_Exercise task:_ Gather all lines in the data that hold the string "µmol".

_Materials provided:_
┏━━
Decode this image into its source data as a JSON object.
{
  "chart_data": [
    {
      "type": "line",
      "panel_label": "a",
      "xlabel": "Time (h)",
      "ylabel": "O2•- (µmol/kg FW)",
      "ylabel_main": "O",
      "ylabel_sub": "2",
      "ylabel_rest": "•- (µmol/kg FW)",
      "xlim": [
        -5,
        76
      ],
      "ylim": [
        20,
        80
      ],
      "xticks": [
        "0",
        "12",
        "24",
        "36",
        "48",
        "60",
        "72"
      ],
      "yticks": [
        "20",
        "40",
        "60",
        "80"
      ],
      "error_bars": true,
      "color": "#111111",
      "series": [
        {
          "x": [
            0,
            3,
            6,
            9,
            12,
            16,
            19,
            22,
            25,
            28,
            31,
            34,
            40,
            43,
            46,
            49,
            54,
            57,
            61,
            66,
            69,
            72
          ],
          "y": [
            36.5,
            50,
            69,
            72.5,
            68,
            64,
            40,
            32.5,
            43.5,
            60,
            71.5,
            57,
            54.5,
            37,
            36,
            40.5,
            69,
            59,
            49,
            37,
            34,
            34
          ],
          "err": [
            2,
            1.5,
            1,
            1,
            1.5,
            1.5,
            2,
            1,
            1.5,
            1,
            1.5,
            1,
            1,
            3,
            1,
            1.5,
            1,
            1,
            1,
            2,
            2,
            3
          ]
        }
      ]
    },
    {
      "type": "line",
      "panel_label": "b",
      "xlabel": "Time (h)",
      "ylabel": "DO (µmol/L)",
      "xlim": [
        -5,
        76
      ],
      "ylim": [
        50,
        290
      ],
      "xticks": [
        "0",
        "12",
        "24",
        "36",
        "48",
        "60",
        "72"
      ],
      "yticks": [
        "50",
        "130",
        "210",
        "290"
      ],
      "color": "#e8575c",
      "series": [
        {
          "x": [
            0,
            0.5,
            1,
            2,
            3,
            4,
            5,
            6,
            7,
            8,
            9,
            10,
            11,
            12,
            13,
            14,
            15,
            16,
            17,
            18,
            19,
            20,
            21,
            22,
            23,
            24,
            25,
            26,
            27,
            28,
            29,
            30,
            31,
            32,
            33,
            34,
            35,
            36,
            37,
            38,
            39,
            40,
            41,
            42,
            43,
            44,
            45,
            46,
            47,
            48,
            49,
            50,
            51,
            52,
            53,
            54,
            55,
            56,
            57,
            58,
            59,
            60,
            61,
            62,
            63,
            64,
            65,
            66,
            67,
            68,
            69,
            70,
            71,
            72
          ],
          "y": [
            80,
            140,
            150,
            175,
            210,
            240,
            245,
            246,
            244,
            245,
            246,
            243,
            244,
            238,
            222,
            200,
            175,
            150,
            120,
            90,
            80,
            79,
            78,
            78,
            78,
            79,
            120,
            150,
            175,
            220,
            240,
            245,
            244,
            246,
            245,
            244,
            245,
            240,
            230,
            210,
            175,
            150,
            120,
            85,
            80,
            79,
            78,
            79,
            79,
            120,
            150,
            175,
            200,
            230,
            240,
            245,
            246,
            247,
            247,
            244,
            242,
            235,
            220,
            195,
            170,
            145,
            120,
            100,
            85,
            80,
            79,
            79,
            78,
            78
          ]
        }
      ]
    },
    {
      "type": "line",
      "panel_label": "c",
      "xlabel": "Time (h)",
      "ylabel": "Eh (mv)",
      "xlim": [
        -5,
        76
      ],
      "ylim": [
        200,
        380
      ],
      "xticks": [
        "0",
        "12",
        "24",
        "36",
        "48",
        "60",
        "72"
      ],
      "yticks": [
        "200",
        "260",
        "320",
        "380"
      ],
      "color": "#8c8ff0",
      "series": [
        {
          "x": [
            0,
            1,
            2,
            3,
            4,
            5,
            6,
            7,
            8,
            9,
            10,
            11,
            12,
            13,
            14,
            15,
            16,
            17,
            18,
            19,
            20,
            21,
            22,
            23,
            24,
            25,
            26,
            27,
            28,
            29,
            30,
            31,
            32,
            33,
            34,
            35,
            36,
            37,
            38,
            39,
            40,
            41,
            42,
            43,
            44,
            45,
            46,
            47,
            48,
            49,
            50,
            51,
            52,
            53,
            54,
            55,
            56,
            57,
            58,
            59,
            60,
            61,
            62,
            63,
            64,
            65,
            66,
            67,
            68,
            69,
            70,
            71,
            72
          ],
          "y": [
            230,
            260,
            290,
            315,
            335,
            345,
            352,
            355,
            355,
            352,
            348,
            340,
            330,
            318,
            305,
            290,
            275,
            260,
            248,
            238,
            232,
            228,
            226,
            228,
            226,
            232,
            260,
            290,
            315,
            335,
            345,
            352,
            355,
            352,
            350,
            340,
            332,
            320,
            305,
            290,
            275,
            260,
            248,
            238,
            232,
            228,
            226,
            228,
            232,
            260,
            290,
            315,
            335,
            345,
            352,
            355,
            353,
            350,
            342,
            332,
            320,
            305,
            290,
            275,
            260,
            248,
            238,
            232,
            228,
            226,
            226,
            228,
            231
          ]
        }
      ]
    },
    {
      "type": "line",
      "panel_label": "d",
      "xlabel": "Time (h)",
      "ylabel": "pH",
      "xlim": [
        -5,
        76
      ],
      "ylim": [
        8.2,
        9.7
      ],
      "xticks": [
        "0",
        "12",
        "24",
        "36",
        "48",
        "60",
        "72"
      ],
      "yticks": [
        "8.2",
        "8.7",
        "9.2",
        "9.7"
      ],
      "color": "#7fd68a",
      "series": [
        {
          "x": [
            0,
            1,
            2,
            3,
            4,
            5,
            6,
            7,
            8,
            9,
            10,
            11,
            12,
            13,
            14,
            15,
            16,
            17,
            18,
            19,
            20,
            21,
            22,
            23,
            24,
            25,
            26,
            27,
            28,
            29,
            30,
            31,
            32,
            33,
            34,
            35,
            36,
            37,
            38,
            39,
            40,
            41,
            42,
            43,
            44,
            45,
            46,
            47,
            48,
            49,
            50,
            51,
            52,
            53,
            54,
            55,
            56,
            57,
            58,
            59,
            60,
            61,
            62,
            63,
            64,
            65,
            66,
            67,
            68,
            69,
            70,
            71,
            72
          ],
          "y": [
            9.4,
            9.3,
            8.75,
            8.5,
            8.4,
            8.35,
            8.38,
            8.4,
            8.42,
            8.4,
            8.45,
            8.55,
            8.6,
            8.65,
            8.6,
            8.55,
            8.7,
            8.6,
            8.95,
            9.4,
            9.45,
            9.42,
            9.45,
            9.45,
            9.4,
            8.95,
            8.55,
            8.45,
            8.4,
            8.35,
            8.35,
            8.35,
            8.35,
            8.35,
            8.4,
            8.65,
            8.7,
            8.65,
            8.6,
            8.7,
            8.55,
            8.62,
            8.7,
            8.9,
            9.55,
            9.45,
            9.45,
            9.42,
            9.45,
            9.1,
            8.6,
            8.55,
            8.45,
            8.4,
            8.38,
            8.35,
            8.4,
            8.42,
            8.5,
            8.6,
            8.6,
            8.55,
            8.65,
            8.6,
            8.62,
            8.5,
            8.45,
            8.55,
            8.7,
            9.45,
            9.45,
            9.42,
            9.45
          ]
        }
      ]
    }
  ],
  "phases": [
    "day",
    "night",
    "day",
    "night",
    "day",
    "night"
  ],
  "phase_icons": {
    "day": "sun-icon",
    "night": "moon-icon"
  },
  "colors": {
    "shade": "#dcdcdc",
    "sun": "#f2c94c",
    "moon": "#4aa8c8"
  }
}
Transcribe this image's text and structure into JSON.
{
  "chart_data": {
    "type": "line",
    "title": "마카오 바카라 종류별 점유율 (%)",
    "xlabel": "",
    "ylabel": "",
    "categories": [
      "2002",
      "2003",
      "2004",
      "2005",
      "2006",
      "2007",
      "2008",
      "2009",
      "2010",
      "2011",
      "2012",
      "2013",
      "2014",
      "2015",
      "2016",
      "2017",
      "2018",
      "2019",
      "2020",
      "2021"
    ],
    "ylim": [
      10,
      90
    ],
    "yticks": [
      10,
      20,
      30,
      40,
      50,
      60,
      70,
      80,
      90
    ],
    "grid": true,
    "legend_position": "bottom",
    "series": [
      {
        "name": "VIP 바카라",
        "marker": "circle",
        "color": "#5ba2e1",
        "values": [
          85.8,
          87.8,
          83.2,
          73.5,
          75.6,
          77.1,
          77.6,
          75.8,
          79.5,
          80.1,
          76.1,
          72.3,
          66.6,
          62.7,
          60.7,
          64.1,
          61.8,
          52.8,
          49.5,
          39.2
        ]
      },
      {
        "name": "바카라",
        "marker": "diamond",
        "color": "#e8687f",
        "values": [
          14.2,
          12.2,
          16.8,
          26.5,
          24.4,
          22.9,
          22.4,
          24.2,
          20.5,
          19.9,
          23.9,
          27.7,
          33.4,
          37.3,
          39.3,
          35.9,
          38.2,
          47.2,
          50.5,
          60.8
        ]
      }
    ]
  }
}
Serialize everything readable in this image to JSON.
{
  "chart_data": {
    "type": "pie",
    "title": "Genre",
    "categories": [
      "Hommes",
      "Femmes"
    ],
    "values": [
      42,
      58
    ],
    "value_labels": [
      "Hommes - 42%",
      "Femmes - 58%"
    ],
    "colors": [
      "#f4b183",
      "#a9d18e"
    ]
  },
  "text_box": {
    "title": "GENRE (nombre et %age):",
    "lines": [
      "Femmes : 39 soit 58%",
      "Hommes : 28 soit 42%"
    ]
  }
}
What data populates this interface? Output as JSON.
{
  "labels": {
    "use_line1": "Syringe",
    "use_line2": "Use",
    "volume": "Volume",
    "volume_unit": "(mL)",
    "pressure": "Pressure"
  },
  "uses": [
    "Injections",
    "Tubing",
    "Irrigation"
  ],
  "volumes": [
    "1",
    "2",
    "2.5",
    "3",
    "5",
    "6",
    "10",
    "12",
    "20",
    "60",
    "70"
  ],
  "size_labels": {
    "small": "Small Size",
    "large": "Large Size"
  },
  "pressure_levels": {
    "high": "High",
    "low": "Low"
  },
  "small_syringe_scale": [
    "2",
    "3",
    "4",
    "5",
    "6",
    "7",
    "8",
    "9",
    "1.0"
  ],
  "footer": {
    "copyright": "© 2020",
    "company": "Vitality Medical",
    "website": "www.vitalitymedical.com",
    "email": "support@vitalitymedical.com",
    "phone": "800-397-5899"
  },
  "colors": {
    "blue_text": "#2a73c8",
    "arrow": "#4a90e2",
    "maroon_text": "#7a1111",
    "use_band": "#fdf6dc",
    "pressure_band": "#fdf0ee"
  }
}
┗━━
_Answer to the exercise:_
      "ylabel": "O2•- (µmol/kg FW)",
      "ylabel_rest": "•- (µmol/kg FW)",
      "ylabel": "DO (µmol/L)",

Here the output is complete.